> Written request: Starting at the line that contains "Read out every word on this page.", transcribe every remaining line of the entries exactly, including the last one.

::::::

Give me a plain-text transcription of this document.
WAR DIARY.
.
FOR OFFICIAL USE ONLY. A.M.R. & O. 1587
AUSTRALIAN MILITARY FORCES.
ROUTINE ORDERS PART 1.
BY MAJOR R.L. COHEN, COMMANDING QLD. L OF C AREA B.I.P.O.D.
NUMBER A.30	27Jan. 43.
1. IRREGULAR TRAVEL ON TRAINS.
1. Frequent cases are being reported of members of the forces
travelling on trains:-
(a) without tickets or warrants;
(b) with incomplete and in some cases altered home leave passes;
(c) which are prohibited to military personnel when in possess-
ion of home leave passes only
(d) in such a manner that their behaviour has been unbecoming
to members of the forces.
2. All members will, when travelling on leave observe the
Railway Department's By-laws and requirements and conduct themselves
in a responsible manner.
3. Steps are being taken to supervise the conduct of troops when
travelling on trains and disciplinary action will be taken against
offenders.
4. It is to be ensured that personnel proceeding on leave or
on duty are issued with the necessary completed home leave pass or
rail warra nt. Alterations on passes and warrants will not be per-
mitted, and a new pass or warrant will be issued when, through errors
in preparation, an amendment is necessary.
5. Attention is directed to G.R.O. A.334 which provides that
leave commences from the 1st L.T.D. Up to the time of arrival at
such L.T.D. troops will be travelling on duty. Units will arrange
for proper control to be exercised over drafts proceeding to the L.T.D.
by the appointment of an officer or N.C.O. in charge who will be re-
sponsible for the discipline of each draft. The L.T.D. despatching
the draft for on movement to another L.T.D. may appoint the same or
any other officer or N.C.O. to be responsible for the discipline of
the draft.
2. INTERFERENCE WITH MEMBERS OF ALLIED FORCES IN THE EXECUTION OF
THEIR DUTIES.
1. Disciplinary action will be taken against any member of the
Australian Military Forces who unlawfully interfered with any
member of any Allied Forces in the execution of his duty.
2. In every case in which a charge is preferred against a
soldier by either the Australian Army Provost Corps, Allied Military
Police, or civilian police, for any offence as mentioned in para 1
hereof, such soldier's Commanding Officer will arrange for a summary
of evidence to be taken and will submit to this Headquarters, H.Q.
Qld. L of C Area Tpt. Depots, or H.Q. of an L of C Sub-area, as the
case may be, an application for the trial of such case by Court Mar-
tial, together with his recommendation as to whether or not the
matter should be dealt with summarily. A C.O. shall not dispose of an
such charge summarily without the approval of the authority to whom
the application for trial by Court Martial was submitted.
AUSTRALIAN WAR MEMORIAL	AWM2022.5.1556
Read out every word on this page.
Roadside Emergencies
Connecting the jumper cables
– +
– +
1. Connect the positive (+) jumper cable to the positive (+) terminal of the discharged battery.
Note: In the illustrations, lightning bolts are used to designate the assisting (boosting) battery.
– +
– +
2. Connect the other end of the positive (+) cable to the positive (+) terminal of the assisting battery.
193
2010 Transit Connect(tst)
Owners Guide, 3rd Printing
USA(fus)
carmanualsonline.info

::::::

> Final answer:
Read out every word on this page.
Roadside Emergencies
Connecting the jumper cables
– +
– +
1. Connect the positive (+) jumper cable to the positive (+) terminal of the discharged battery.
Note: In the illustrations, lightning bolts are used to designate the assisting (boosting) battery.
– +
– +
2. Connect the other end of the positive (+) cable to the positive (+) terminal of the assisting battery.
193
2010 Transit Connect(tst)
Owners Guide, 3rd Printing
USA(fus)
carmanualsonline.info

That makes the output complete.